— YOUR ASSIGNMENT —
When you reach a picture, pass over it; otherwise repeat the listing word for word.

+++

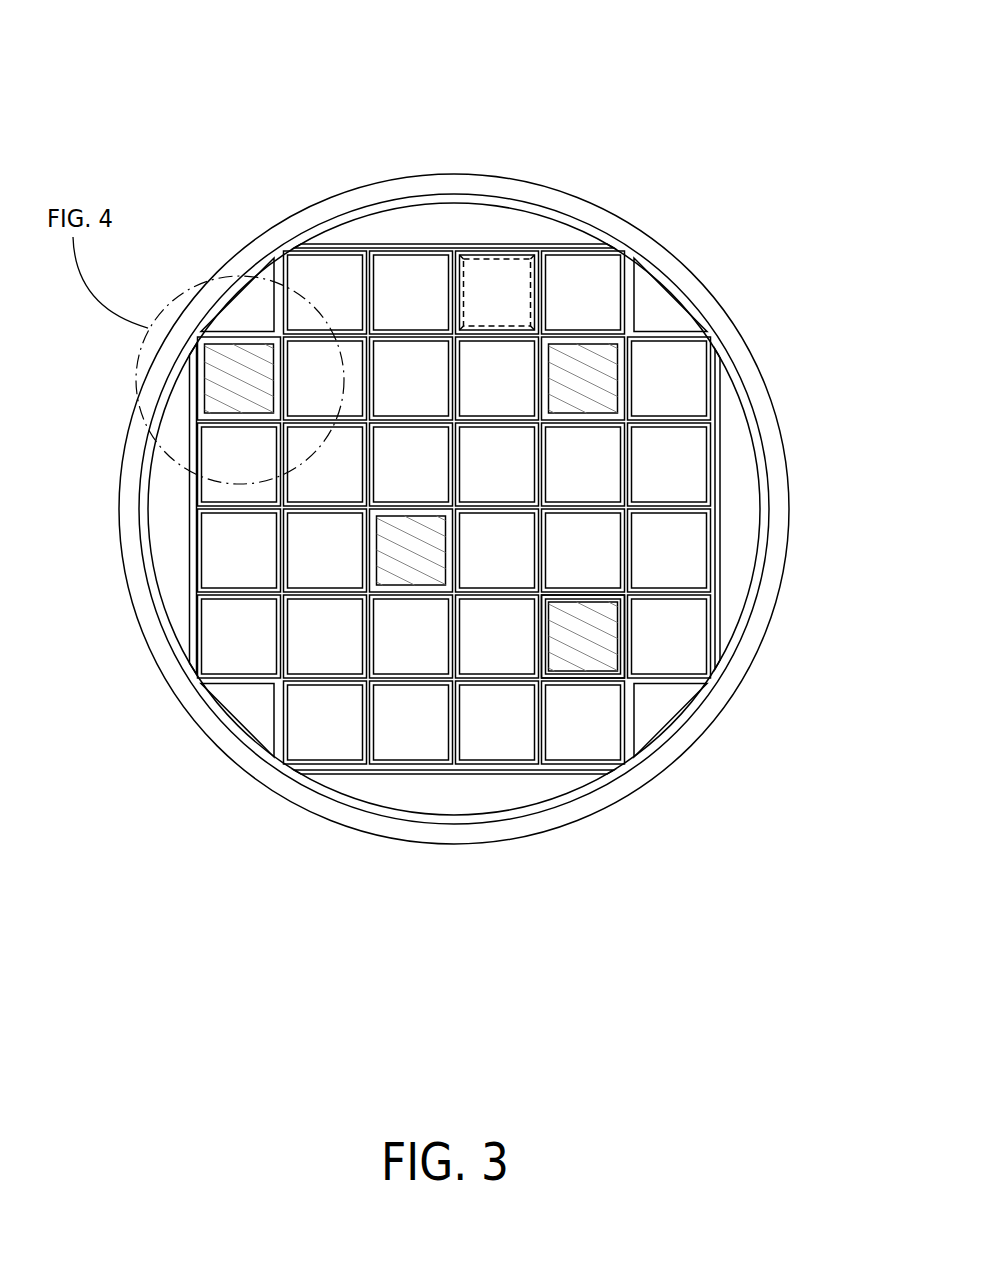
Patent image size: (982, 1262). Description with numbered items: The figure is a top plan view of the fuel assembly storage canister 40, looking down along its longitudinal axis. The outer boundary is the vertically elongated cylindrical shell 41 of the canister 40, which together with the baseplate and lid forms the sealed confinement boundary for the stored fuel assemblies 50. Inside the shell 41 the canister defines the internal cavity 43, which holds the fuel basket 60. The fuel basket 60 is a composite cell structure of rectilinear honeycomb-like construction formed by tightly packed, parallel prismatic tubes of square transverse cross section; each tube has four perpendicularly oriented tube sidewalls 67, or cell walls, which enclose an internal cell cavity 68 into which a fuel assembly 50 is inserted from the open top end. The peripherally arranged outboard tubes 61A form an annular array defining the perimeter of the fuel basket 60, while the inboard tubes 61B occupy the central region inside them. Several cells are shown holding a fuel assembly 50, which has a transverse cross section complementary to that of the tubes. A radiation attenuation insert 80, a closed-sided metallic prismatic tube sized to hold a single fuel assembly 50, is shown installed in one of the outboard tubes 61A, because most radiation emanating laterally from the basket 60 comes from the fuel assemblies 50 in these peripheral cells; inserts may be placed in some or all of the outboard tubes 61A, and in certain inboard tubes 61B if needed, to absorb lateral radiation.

The fuel assembly storage canister 40 is at (209, 214).
The cylindrical shell 41 is at (447, 173).
The internal cavity 43 is at (470, 815).
The fuel assembly 50 is at (237, 380).
The fuel basket 60 is at (387, 234).
The outboard tubes 61A is at (670, 380).
The inboard tubes 61B is at (598, 529).
The tube sidewalls 67 is at (621, 470).
The internal cell cavity 68 is at (327, 713).
The radiation attenuation insert 80 is at (503, 262).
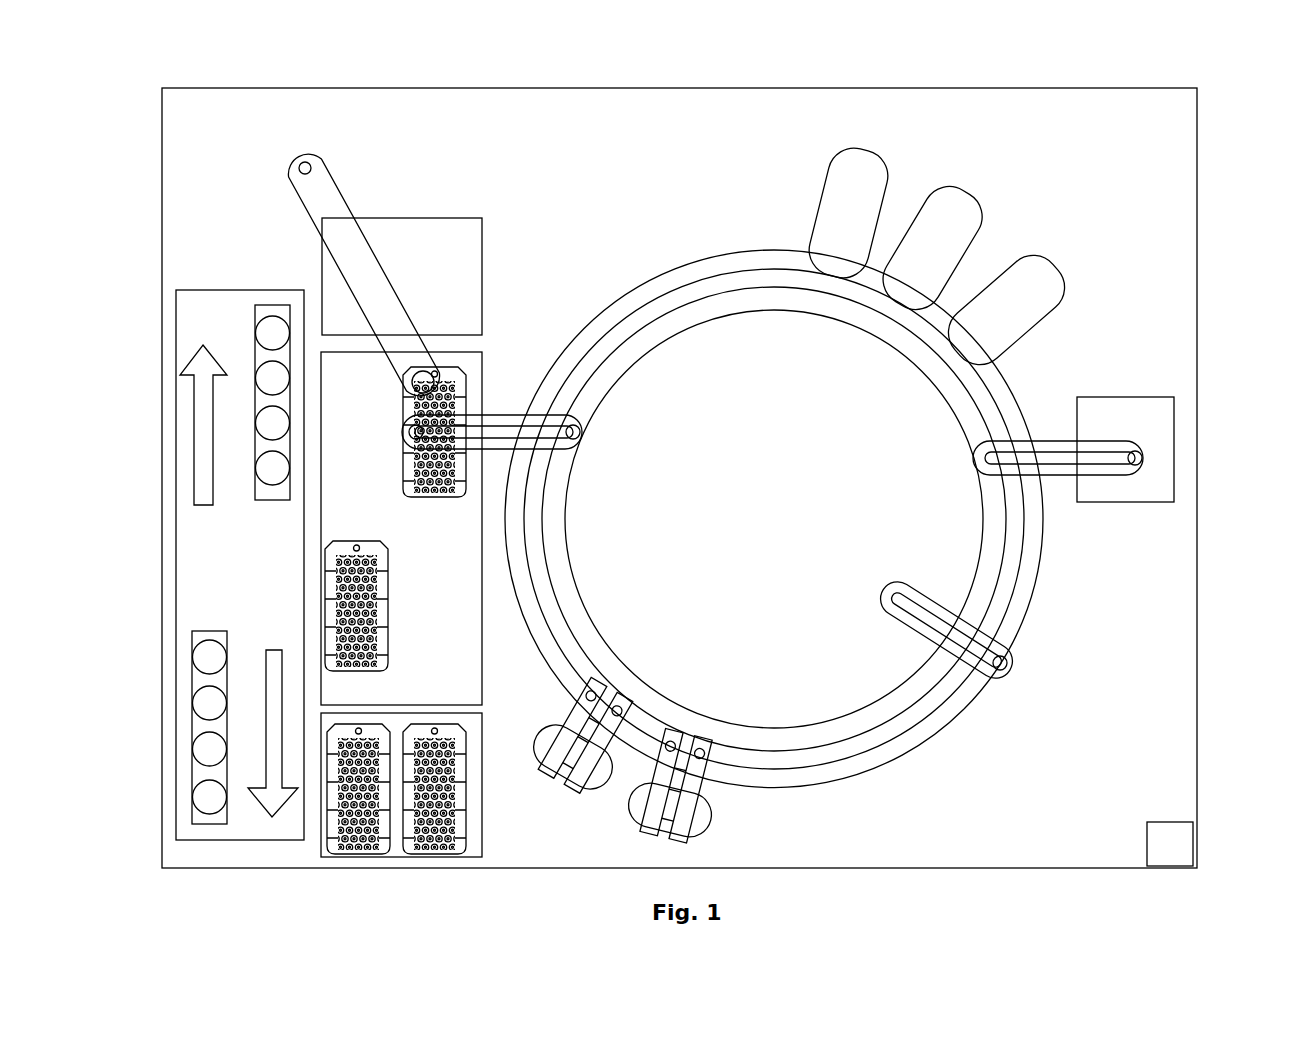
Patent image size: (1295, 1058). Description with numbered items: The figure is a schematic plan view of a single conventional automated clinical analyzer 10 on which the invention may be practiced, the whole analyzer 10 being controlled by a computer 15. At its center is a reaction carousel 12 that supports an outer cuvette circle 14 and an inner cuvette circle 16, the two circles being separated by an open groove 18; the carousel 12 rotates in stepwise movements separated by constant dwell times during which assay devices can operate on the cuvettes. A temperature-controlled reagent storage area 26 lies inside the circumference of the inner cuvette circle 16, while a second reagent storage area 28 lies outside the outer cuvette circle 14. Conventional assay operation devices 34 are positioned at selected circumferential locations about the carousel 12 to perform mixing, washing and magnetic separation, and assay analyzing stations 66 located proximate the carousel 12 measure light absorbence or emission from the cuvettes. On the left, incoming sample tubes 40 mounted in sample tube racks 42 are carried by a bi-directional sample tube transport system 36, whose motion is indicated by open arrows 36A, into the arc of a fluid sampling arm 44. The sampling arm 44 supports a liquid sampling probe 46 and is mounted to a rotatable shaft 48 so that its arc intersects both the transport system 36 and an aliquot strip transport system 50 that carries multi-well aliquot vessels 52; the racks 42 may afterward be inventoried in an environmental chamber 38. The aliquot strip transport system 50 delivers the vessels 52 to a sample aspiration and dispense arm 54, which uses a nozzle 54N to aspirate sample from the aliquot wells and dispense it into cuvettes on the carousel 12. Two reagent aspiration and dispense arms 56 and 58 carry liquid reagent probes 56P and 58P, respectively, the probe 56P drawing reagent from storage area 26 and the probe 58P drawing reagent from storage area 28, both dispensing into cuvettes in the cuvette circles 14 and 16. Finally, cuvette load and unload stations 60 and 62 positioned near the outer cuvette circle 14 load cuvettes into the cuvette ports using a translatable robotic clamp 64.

The automatic chemical analyzer 10 is at (158, 104).
The reaction carousel 12 is at (661, 265).
The outer cuvette circle 14 is at (729, 262).
The computer 15 is at (1170, 844).
The inner cuvette circle 16 is at (777, 300).
The open groove 18 is at (652, 312).
The reagent storage area 26 is at (783, 569).
The reagent storage area 28 is at (1119, 396).
The assay operation devices 34 is at (1032, 618).
The sample tube transport system 36 is at (174, 688).
The open arrows 36A is at (198, 448).
The environmental chamber 38 is at (392, 217).
The sample tubes 40 is at (210, 660).
The sample tube racks 42 is at (216, 827).
The sampling arm 44 is at (351, 208).
The liquid sampling probe 46 is at (423, 371).
The rotatable shaft 48 is at (310, 160).
The aliquot strip transport system 50 is at (355, 347).
The aliquot vessels 52 is at (463, 361).
The sample aspiration and dispense arm 54 is at (562, 412).
The nozzle 54N is at (581, 441).
The reagent aspiration and dispense arm 56 is at (886, 605).
The liquid reagent probe 56P is at (1004, 671).
The reagent aspiration and dispense arm 58 is at (1060, 440).
The liquid reagent probe 58P is at (1141, 448).
The cuvette load and unload station 60 is at (581, 784).
The cuvette load and unload station 62 is at (662, 838).
The translatable robotic clamp 64 is at (620, 728).
The assay analyzing stations 66 is at (893, 171).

+++

— ANSWER TO THIS TASK —
Patent image size: (982, 1262). Description with numbered items: The figure is a top plan view of the fuel assembly storage canister 40, looking down along its longitudinal axis. The outer boundary is the vertically elongated cylindrical shell 41 of the canister 40, which together with the baseplate and lid forms the sealed confinement boundary for the stored fuel assemblies 50. Inside the shell 41 the canister defines the internal cavity 43, which holds the fuel basket 60. The fuel basket 60 is a composite cell structure of rectilinear honeycomb-like construction formed by tightly packed, parallel prismatic tubes of square transverse cross section; each tube has four perpendicularly oriented tube sidewalls 67, or cell walls, which enclose an internal cell cavity 68 into which a fuel assembly 50 is inserted from the open top end. The peripherally arranged outboard tubes 61A form an annular array defining the perimeter of the fuel basket 60, while the inboard tubes 61B occupy the central region inside them. Several cells are shown holding a fuel assembly 50, which has a transverse cross section complementary to that of the tubes. A radiation attenuation insert 80, a closed-sided metallic prismatic tube sized to hold a single fuel assembly 50, is shown installed in one of the outboard tubes 61A, because most radiation emanating laterally from the basket 60 comes from the fuel assemblies 50 in these peripheral cells; inserts may be placed in some or all of the outboard tubes 61A, and in certain inboard tubes 61B if needed, to absorb lateral radiation.

The fuel assembly storage canister 40 is at (209, 214).
The cylindrical shell 41 is at (447, 173).
The internal cavity 43 is at (470, 815).
The fuel assembly 50 is at (237, 380).
The fuel basket 60 is at (387, 234).
The outboard tubes 61A is at (670, 380).
The inboard tubes 61B is at (598, 529).
The tube sidewalls 67 is at (621, 470).
The internal cell cavity 68 is at (327, 713).
The radiation attenuation insert 80 is at (503, 262).
Patent image size: (1295, 1058). Description with numbered items: The figure is a schematic plan view of a single conventional automated clinical analyzer 10 on which the invention may be practiced, the whole analyzer 10 being controlled by a computer 15. At its center is a reaction carousel 12 that supports an outer cuvette circle 14 and an inner cuvette circle 16, the two circles being separated by an open groove 18; the carousel 12 rotates in stepwise movements separated by constant dwell times during which assay devices can operate on the cuvettes. A temperature-controlled reagent storage area 26 lies inside the circumference of the inner cuvette circle 16, while a second reagent storage area 28 lies outside the outer cuvette circle 14. Conventional assay operation devices 34 are positioned at selected circumferential locations about the carousel 12 to perform mixing, washing and magnetic separation, and assay analyzing stations 66 located proximate the carousel 12 measure light absorbence or emission from the cuvettes. On the left, incoming sample tubes 40 mounted in sample tube racks 42 are carried by a bi-directional sample tube transport system 36, whose motion is indicated by open arrows 36A, into the arc of a fluid sampling arm 44. The sampling arm 44 supports a liquid sampling probe 46 and is mounted to a rotatable shaft 48 so that its arc intersects both the transport system 36 and an aliquot strip transport system 50 that carries multi-well aliquot vessels 52; the racks 42 may afterward be inventoried in an environmental chamber 38. The aliquot strip transport system 50 delivers the vessels 52 to a sample aspiration and dispense arm 54, which uses a nozzle 54N to aspirate sample from the aliquot wells and dispense it into cuvettes on the carousel 12. Two reagent aspiration and dispense arms 56 and 58 carry liquid reagent probes 56P and 58P, respectively, the probe 56P drawing reagent from storage area 26 and the probe 58P drawing reagent from storage area 28, both dispensing into cuvettes in the cuvette circles 14 and 16. Finally, cuvette load and unload stations 60 and 62 positioned near the outer cuvette circle 14 load cuvettes into the cuvette ports using a translatable robotic clamp 64.

The automatic chemical analyzer 10 is at (158, 104).
The reaction carousel 12 is at (661, 265).
The outer cuvette circle 14 is at (729, 262).
The computer 15 is at (1170, 844).
The inner cuvette circle 16 is at (777, 300).
The open groove 18 is at (652, 312).
The reagent storage area 26 is at (783, 569).
The reagent storage area 28 is at (1119, 396).
The assay operation devices 34 is at (1032, 618).
The sample tube transport system 36 is at (174, 688).
The open arrows 36A is at (198, 448).
The environmental chamber 38 is at (392, 217).
The sample tubes 40 is at (210, 660).
The sample tube racks 42 is at (216, 827).
The sampling arm 44 is at (351, 208).
The liquid sampling probe 46 is at (423, 371).
The rotatable shaft 48 is at (310, 160).
The aliquot strip transport system 50 is at (355, 347).
The aliquot vessels 52 is at (463, 361).
The sample aspiration and dispense arm 54 is at (562, 412).
The nozzle 54N is at (581, 441).
The reagent aspiration and dispense arm 56 is at (886, 605).
The liquid reagent probe 56P is at (1004, 671).
The reagent aspiration and dispense arm 58 is at (1060, 440).
The liquid reagent probe 58P is at (1141, 448).
The cuvette load and unload station 60 is at (581, 784).
The cuvette load and unload station 62 is at (662, 838).
The translatable robotic clamp 64 is at (620, 728).
The assay analyzing stations 66 is at (893, 171).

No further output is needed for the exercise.